** WHAT IS REQUIRED **
Identify the lines that include the word "security", then copy all of them.

##### STORED RECORDS

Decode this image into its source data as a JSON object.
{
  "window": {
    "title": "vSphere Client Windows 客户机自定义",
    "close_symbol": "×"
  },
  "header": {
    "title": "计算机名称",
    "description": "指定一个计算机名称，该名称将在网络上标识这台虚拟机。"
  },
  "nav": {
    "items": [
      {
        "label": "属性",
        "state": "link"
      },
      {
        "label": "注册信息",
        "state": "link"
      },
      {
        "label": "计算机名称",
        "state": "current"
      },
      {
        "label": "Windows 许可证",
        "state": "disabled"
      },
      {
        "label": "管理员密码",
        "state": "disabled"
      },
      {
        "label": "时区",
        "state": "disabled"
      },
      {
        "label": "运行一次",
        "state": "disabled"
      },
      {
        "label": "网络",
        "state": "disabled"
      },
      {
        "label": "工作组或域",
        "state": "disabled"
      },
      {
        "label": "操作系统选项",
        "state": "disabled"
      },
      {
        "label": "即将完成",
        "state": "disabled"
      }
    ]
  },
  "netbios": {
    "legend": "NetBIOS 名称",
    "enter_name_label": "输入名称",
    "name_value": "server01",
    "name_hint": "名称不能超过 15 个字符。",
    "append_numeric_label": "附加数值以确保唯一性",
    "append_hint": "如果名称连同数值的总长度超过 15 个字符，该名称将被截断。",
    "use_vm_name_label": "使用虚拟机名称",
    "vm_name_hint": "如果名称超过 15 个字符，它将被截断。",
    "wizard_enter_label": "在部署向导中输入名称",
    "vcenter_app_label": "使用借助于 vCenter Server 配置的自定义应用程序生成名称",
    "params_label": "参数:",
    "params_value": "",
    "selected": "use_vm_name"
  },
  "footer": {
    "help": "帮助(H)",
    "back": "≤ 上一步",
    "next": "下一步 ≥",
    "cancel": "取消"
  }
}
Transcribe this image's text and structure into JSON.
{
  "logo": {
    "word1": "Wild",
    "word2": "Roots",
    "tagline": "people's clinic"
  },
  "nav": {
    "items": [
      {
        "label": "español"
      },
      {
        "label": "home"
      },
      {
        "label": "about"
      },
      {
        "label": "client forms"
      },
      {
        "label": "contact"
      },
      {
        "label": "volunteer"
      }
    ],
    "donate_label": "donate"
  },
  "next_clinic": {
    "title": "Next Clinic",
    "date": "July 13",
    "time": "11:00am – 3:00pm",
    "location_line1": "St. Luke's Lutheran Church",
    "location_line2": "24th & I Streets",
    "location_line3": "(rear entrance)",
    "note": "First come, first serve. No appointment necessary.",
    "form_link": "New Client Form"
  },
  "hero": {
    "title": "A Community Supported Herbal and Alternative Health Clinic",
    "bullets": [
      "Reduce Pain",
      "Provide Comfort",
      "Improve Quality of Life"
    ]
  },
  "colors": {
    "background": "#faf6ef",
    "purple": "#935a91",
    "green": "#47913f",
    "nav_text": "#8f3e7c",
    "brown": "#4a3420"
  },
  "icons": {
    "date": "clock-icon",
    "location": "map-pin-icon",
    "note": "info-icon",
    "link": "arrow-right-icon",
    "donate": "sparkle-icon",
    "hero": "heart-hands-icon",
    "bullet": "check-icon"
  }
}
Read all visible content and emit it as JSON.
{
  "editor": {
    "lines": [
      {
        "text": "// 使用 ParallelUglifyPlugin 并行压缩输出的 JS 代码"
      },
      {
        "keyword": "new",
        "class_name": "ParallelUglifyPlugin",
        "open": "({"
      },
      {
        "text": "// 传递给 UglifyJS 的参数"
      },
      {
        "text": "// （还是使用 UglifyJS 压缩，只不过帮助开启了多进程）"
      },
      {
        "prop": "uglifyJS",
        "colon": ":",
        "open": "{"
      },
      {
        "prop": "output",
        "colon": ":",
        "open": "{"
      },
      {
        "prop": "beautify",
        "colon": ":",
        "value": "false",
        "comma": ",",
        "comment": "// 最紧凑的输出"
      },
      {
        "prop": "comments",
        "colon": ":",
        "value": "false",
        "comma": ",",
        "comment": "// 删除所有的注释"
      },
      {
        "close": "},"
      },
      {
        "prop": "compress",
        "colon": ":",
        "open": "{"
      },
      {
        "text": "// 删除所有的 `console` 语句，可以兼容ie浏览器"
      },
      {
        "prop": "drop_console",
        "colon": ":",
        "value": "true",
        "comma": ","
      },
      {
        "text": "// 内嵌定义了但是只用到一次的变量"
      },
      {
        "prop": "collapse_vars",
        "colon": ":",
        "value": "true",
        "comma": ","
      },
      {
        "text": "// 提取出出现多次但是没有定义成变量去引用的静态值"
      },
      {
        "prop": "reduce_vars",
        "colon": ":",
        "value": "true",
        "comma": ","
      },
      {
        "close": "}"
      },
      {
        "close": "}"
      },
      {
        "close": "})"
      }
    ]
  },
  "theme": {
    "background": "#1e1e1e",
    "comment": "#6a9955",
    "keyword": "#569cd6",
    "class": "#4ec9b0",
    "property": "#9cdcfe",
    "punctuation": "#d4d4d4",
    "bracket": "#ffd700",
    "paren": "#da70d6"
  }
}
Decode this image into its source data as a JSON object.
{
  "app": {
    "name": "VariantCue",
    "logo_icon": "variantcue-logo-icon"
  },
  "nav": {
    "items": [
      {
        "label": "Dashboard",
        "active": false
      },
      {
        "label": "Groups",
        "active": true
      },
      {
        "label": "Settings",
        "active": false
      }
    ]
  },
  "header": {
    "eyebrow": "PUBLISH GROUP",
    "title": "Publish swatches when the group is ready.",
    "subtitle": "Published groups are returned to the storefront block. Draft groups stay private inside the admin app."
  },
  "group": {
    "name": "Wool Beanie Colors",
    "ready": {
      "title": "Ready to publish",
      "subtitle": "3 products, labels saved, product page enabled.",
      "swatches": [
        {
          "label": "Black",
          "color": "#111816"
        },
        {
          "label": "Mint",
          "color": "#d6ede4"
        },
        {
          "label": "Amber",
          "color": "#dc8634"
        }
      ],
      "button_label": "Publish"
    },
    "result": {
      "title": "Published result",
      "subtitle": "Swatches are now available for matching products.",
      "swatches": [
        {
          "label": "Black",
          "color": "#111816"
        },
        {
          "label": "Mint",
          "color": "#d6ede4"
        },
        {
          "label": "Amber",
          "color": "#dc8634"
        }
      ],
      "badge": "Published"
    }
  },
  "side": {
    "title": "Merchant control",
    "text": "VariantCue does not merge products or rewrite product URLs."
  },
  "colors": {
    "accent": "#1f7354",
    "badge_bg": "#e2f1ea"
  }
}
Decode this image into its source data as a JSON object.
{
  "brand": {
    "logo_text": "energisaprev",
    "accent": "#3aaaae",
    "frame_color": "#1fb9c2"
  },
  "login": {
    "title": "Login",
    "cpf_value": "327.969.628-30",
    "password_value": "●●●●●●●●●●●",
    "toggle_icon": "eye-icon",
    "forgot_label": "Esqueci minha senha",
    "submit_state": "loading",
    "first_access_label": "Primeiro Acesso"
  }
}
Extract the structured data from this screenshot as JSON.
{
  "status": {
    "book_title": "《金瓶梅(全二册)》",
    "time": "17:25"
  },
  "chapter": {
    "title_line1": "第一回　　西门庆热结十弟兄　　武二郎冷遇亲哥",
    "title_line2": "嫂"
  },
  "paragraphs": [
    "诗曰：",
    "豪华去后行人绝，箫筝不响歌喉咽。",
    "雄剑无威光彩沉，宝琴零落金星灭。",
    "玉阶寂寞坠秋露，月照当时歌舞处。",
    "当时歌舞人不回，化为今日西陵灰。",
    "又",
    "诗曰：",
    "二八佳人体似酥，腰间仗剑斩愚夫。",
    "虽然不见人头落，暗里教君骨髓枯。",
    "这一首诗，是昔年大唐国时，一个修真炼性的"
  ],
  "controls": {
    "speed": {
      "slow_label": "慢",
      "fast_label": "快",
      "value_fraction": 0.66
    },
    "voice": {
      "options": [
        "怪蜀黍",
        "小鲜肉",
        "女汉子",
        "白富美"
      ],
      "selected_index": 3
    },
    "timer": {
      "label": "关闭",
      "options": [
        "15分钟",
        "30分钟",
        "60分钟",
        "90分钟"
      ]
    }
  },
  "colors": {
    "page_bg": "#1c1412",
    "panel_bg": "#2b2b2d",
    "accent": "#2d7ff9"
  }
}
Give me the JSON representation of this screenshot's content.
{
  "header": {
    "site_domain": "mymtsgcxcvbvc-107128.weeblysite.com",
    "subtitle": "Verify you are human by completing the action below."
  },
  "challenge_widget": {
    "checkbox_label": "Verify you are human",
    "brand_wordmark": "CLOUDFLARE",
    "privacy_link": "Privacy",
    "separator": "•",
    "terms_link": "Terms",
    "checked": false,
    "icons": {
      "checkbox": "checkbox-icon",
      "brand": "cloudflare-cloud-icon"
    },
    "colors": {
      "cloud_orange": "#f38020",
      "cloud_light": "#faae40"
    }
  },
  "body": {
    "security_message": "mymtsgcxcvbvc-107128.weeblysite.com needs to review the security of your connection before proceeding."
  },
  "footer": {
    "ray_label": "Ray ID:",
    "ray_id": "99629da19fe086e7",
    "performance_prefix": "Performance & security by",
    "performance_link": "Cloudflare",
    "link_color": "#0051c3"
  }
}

##########

** RESULT OF THE TASK **
    "security_message": "mymtsgcxcvbvc-107128.weeblysite.com needs to review the security of your connection before proceeding."
    "performance_prefix": "Performance & security by",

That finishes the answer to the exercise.